>> Start RECORDS SHOWN

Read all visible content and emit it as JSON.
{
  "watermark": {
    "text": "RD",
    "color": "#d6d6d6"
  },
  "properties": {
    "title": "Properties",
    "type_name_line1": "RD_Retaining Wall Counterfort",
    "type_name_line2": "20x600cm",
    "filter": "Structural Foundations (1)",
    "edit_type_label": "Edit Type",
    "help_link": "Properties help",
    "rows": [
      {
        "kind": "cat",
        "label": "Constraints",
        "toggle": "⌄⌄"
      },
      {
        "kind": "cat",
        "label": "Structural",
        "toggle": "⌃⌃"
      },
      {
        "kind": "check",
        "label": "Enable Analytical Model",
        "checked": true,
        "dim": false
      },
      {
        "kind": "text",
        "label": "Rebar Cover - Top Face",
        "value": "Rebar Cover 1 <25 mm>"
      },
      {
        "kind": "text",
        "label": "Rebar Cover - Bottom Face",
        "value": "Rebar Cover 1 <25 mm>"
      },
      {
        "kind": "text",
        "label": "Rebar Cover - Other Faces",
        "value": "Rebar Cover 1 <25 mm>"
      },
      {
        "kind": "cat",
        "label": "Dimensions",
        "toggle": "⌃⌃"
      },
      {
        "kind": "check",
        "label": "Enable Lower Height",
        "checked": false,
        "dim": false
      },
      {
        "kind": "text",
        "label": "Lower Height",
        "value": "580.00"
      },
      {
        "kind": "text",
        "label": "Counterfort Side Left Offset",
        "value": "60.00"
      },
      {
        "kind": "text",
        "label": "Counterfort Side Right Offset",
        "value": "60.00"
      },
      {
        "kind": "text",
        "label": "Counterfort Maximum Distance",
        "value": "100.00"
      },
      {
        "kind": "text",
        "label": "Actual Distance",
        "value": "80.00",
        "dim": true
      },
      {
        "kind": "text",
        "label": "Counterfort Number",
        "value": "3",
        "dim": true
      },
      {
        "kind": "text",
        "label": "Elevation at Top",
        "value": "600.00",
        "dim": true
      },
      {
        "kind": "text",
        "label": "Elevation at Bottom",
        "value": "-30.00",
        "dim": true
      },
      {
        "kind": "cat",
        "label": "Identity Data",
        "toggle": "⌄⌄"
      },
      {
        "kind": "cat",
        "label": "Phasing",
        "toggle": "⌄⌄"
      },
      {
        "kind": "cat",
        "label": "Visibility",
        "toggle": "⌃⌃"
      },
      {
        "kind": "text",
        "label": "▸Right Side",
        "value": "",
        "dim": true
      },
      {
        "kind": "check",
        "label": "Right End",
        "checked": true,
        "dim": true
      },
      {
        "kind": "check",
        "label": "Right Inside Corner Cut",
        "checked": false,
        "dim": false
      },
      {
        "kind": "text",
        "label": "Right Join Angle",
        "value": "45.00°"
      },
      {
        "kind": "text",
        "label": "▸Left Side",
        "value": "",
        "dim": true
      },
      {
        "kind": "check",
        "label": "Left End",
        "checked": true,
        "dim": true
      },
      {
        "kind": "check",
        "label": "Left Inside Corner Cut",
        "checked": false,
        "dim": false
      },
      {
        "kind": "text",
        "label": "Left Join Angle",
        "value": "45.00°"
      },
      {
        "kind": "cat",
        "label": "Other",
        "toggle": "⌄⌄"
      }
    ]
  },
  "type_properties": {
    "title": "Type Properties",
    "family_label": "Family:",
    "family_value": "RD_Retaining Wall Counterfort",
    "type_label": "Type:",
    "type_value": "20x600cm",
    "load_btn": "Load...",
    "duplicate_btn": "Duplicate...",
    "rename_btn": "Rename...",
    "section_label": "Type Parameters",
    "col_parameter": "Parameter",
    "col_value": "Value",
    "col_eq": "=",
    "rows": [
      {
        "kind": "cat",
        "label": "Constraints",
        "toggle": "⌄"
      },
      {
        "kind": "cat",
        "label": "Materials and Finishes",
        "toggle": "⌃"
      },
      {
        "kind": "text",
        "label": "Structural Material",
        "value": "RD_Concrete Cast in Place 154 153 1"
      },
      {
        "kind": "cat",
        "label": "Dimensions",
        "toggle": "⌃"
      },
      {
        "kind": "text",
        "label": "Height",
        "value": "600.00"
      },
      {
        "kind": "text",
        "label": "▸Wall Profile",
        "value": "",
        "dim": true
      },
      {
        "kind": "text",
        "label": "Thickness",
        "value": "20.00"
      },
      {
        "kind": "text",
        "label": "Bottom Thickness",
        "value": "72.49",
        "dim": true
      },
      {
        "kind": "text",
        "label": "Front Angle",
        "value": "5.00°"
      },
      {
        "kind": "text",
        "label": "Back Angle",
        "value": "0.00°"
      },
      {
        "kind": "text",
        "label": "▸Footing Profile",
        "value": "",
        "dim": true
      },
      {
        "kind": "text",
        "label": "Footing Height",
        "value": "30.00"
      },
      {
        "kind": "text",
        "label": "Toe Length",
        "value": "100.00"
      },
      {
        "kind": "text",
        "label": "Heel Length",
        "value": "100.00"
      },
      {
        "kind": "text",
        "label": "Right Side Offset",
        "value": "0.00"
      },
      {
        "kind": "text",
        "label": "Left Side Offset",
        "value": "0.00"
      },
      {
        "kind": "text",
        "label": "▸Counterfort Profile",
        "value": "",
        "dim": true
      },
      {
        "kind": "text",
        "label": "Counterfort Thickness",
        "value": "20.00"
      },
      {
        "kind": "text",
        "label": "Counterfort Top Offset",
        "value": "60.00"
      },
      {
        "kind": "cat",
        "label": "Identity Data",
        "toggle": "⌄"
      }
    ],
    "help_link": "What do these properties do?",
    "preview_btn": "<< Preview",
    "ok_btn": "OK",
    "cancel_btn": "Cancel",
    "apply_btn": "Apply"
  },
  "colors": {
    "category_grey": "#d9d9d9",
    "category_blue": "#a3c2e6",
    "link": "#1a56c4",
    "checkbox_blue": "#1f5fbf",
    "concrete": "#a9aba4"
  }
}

>> End RECORDS SHOWN

[DIRECTION] Return all of the above records exactly, leaving no line out.

[COMPLETE ANSWER]
Read all visible content and emit it as JSON.
{
  "watermark": {
    "text": "RD",
    "color": "#d6d6d6"
  },
  "properties": {
    "title": "Properties",
    "type_name_line1": "RD_Retaining Wall Counterfort",
    "type_name_line2": "20x600cm",
    "filter": "Structural Foundations (1)",
    "edit_type_label": "Edit Type",
    "help_link": "Properties help",
    "rows": [
      {
        "kind": "cat",
        "label": "Constraints",
        "toggle": "⌄⌄"
      },
      {
        "kind": "cat",
        "label": "Structural",
        "toggle": "⌃⌃"
      },
      {
        "kind": "check",
        "label": "Enable Analytical Model",
        "checked": true,
        "dim": false
      },
      {
        "kind": "text",
        "label": "Rebar Cover - Top Face",
        "value": "Rebar Cover 1 <25 mm>"
      },
      {
        "kind": "text",
        "label": "Rebar Cover - Bottom Face",
        "value": "Rebar Cover 1 <25 mm>"
      },
      {
        "kind": "text",
        "label": "Rebar Cover - Other Faces",
        "value": "Rebar Cover 1 <25 mm>"
      },
      {
        "kind": "cat",
        "label": "Dimensions",
        "toggle": "⌃⌃"
      },
      {
        "kind": "check",
        "label": "Enable Lower Height",
        "checked": false,
        "dim": false
      },
      {
        "kind": "text",
        "label": "Lower Height",
        "value": "580.00"
      },
      {
        "kind": "text",
        "label": "Counterfort Side Left Offset",
        "value": "60.00"
      },
      {
        "kind": "text",
        "label": "Counterfort Side Right Offset",
        "value": "60.00"
      },
      {
        "kind": "text",
        "label": "Counterfort Maximum Distance",
        "value": "100.00"
      },
      {
        "kind": "text",
        "label": "Actual Distance",
        "value": "80.00",
        "dim": true
      },
      {
        "kind": "text",
        "label": "Counterfort Number",
        "value": "3",
        "dim": true
      },
      {
        "kind": "text",
        "label": "Elevation at Top",
        "value": "600.00",
        "dim": true
      },
      {
        "kind": "text",
        "label": "Elevation at Bottom",
        "value": "-30.00",
        "dim": true
      },
      {
        "kind": "cat",
        "label": "Identity Data",
        "toggle": "⌄⌄"
      },
      {
        "kind": "cat",
        "label": "Phasing",
        "toggle": "⌄⌄"
      },
      {
        "kind": "cat",
        "label": "Visibility",
        "toggle": "⌃⌃"
      },
      {
        "kind": "text",
        "label": "▸Right Side",
        "value": "",
        "dim": true
      },
      {
        "kind": "check",
        "label": "Right End",
        "checked": true,
        "dim": true
      },
      {
        "kind": "check",
        "label": "Right Inside Corner Cut",
        "checked": false,
        "dim": false
      },
      {
        "kind": "text",
        "label": "Right Join Angle",
        "value": "45.00°"
      },
      {
        "kind": "text",
        "label": "▸Left Side",
        "value": "",
        "dim": true
      },
      {
        "kind": "check",
        "label": "Left End",
        "checked": true,
        "dim": true
      },
      {
        "kind": "check",
        "label": "Left Inside Corner Cut",
        "checked": false,
        "dim": false
      },
      {
        "kind": "text",
        "label": "Left Join Angle",
        "value": "45.00°"
      },
      {
        "kind": "cat",
        "label": "Other",
        "toggle": "⌄⌄"
      }
    ]
  },
  "type_properties": {
    "title": "Type Properties",
    "family_label": "Family:",
    "family_value": "RD_Retaining Wall Counterfort",
    "type_label": "Type:",
    "type_value": "20x600cm",
    "load_btn": "Load...",
    "duplicate_btn": "Duplicate...",
    "rename_btn": "Rename...",
    "section_label": "Type Parameters",
    "col_parameter": "Parameter",
    "col_value": "Value",
    "col_eq": "=",
    "rows": [
      {
        "kind": "cat",
        "label": "Constraints",
        "toggle": "⌄"
      },
      {
        "kind": "cat",
        "label": "Materials and Finishes",
        "toggle": "⌃"
      },
      {
        "kind": "text",
        "label": "Structural Material",
        "value": "RD_Concrete Cast in Place 154 153 1"
      },
      {
        "kind": "cat",
        "label": "Dimensions",
        "toggle": "⌃"
      },
      {
        "kind": "text",
        "label": "Height",
        "value": "600.00"
      },
      {
        "kind": "text",
        "label": "▸Wall Profile",
        "value": "",
        "dim": true
      },
      {
        "kind": "text",
        "label": "Thickness",
        "value": "20.00"
      },
      {
        "kind": "text",
        "label": "Bottom Thickness",
        "value": "72.49",
        "dim": true
      },
      {
        "kind": "text",
        "label": "Front Angle",
        "value": "5.00°"
      },
      {
        "kind": "text",
        "label": "Back Angle",
        "value": "0.00°"
      },
      {
        "kind": "text",
        "label": "▸Footing Profile",
        "value": "",
        "dim": true
      },
      {
        "kind": "text",
        "label": "Footing Height",
        "value": "30.00"
      },
      {
        "kind": "text",
        "label": "Toe Length",
        "value": "100.00"
      },
      {
        "kind": "text",
        "label": "Heel Length",
        "value": "100.00"
      },
      {
        "kind": "text",
        "label": "Right Side Offset",
        "value": "0.00"
      },
      {
        "kind": "text",
        "label": "Left Side Offset",
        "value": "0.00"
      },
      {
        "kind": "text",
        "label": "▸Counterfort Profile",
        "value": "",
        "dim": true
      },
      {
        "kind": "text",
        "label": "Counterfort Thickness",
        "value": "20.00"
      },
      {
        "kind": "text",
        "label": "Counterfort Top Offset",
        "value": "60.00"
      },
      {
        "kind": "cat",
        "label": "Identity Data",
        "toggle": "⌄"
      }
    ],
    "help_link": "What do these properties do?",
    "preview_btn": "<< Preview",
    "ok_btn": "OK",
    "cancel_btn": "Cancel",
    "apply_btn": "Apply"
  },
  "colors": {
    "category_grey": "#d9d9d9",
    "category_blue": "#a3c2e6",
    "link": "#1a56c4",
    "checkbox_blue": "#1f5fbf",
    "concrete": "#a9aba4"
  }
}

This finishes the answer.